═════ RECORDS FOR THE TASK

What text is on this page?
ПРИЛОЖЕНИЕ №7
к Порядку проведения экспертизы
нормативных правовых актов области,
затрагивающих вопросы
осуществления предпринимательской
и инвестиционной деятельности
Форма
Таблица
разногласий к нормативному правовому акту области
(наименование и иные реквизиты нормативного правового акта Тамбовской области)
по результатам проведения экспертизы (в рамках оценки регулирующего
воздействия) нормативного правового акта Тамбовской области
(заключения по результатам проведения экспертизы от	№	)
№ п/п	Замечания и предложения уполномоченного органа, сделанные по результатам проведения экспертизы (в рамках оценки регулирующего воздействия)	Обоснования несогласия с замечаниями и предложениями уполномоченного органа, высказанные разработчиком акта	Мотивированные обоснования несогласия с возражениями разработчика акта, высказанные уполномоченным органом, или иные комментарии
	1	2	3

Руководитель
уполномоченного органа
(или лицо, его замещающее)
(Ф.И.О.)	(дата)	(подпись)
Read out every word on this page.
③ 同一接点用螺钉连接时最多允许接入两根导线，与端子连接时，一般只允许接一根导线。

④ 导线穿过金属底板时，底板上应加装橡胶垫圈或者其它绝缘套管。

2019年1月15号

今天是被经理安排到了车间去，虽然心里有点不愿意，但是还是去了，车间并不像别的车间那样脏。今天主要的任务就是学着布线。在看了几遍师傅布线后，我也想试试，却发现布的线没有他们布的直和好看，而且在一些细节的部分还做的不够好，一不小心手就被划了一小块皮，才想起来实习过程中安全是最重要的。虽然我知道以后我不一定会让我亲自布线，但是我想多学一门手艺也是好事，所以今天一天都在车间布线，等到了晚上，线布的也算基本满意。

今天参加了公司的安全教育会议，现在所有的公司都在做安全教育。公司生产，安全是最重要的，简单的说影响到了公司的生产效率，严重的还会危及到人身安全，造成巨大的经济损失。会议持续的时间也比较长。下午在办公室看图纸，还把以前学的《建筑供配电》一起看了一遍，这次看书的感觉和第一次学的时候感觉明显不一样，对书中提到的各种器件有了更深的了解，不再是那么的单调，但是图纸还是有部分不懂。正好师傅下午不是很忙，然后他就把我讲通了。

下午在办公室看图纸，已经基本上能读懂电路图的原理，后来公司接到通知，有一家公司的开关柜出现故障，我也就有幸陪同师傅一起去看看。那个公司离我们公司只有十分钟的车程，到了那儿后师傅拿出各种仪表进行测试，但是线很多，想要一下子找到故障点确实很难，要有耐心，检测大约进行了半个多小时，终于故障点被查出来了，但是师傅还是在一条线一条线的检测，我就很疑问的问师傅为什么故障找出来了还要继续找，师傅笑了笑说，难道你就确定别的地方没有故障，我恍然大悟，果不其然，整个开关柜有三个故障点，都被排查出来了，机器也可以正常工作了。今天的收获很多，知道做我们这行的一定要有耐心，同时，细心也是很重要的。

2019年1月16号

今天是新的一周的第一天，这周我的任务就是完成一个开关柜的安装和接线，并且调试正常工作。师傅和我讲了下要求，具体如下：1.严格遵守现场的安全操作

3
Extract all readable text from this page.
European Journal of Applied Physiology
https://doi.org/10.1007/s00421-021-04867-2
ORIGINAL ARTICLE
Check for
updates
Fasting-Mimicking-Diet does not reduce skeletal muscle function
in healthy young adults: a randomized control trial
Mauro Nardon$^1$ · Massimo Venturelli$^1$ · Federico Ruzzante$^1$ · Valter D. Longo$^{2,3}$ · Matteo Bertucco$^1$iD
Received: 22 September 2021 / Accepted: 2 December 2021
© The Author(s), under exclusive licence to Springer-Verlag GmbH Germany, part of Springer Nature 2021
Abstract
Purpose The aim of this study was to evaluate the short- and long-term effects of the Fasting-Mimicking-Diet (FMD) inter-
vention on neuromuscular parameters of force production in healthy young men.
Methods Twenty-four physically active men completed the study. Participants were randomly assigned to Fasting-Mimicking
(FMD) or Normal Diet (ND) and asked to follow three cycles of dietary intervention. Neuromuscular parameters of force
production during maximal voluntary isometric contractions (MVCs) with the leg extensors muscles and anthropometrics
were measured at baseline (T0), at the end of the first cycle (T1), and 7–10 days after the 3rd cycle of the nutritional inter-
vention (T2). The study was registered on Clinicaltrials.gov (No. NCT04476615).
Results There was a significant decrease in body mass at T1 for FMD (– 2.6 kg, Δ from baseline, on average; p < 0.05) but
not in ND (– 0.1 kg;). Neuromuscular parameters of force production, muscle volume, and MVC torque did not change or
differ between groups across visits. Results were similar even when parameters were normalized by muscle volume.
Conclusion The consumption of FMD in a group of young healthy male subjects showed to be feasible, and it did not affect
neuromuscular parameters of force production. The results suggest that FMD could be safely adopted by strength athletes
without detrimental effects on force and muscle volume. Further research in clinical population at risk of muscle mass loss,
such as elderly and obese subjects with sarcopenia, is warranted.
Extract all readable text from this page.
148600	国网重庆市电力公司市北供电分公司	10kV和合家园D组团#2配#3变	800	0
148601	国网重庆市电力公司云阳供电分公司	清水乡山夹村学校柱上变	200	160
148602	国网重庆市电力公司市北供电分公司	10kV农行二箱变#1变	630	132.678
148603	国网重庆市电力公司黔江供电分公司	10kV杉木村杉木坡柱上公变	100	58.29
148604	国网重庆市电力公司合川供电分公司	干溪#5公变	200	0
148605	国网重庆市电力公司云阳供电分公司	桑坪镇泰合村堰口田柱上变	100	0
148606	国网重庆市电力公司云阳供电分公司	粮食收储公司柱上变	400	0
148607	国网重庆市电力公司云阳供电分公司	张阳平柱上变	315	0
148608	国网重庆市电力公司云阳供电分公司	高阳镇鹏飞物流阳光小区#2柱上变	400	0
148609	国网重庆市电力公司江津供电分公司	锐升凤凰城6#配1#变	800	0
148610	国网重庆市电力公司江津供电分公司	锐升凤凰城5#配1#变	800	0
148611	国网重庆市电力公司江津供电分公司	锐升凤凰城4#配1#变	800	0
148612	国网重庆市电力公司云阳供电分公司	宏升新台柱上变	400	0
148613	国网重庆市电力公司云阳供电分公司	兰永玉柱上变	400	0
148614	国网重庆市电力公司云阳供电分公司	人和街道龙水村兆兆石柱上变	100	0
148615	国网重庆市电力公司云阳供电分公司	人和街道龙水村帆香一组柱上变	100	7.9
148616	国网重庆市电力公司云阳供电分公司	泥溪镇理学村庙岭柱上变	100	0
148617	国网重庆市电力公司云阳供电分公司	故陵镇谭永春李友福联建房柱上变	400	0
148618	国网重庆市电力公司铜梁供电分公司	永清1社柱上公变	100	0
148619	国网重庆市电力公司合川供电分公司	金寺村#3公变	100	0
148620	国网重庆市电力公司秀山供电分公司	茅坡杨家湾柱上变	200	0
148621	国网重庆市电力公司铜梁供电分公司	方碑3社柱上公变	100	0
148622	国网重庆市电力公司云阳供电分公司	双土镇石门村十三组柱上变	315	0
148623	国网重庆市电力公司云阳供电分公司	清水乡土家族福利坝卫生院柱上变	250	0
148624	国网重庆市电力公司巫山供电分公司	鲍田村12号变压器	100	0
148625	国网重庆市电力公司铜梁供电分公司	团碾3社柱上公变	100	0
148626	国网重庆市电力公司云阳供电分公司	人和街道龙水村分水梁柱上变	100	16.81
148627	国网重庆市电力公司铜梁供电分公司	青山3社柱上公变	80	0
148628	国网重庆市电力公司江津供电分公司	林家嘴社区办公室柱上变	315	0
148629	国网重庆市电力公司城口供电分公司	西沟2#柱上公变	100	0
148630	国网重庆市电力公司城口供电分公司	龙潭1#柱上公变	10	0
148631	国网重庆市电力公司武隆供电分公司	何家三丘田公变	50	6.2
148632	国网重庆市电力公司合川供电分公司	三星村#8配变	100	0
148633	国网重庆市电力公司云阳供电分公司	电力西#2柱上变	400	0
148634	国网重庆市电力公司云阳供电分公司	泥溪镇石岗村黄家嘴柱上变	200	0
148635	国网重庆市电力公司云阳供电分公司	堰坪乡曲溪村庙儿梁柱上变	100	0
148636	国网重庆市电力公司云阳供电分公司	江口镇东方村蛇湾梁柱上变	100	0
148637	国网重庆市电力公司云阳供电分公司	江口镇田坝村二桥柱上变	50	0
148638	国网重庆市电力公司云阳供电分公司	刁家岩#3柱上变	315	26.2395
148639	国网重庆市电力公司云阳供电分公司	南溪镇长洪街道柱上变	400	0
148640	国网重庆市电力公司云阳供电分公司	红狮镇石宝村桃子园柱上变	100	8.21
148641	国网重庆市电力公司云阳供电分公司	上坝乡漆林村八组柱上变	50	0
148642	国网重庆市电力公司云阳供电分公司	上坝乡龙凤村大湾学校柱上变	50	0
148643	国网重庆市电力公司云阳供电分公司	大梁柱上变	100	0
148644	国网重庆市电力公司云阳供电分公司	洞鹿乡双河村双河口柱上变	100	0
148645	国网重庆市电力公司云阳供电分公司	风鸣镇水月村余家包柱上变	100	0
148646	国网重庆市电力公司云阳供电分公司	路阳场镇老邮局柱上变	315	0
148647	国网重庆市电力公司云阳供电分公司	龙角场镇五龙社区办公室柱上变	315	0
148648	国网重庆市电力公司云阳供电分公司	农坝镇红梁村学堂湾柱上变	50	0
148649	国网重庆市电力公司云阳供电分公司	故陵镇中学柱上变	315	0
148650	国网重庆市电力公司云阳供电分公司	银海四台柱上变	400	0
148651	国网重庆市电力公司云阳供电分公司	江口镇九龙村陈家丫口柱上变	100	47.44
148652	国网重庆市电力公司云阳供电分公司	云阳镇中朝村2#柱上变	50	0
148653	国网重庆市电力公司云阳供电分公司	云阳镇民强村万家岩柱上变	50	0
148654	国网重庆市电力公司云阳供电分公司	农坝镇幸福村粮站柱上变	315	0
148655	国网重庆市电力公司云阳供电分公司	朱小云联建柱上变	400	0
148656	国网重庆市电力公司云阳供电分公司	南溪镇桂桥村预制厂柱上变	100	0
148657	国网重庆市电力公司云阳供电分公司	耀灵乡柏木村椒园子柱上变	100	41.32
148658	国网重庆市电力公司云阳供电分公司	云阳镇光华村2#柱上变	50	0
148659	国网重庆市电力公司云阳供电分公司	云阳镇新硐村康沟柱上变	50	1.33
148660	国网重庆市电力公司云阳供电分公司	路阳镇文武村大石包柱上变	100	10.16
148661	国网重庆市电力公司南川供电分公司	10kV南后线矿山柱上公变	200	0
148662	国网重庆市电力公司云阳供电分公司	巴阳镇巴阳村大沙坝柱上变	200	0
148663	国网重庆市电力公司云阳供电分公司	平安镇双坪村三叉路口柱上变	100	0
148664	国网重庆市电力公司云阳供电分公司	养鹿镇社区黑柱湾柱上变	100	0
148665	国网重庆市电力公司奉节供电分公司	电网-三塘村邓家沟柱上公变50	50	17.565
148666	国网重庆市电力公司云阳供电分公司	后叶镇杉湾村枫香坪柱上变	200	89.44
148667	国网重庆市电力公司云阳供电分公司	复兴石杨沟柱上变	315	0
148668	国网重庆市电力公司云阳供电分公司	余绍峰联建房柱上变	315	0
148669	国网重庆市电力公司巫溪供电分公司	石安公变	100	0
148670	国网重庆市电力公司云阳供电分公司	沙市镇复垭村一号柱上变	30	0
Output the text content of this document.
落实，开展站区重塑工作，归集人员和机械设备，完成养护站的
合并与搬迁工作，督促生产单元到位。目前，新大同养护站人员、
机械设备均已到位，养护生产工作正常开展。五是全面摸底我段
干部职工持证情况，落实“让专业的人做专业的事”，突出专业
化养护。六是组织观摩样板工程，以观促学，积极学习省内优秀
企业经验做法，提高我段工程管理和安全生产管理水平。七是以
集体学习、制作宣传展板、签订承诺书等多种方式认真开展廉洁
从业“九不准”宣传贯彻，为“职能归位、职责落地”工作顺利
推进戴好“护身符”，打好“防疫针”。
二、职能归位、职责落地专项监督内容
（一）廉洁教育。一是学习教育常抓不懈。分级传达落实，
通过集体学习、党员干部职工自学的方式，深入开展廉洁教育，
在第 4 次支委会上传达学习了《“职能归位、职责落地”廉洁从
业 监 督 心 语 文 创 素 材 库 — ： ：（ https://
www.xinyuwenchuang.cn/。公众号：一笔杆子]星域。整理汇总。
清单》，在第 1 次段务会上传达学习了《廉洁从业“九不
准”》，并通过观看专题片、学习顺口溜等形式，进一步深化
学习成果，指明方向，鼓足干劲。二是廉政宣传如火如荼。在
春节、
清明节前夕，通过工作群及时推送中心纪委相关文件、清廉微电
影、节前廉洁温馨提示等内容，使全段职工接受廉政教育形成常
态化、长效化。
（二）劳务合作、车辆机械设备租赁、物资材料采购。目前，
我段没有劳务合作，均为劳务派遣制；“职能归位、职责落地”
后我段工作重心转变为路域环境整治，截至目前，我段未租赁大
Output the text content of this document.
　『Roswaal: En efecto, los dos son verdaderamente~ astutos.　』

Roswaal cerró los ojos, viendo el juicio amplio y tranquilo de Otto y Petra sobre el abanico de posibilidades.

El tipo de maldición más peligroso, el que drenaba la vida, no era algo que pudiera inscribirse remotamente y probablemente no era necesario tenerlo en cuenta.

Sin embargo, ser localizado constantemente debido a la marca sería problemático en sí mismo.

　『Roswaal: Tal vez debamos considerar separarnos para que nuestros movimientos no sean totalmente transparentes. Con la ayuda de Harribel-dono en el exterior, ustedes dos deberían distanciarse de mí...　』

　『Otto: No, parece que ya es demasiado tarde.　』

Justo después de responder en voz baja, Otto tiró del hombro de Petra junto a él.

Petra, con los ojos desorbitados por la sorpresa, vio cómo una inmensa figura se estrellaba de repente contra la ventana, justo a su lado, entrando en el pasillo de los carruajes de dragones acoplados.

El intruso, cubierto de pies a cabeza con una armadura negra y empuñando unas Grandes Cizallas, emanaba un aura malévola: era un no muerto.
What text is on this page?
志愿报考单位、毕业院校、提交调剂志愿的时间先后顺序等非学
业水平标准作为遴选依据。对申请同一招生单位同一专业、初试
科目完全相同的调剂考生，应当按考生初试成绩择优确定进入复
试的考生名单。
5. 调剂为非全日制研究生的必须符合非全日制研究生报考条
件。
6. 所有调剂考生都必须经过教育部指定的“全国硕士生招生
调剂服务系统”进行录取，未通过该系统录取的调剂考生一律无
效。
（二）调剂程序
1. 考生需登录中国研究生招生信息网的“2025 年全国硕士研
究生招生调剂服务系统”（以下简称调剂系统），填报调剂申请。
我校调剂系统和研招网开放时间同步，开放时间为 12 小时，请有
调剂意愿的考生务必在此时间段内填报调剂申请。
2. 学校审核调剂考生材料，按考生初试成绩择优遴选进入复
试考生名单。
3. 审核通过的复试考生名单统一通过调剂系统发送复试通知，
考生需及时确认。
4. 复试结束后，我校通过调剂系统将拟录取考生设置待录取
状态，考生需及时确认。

══════════

#### [DIRECTION]
Return only the number of lines in the data that contain "国网重庆市电力公司城口供电分公司".

#### [THE RESULT]
2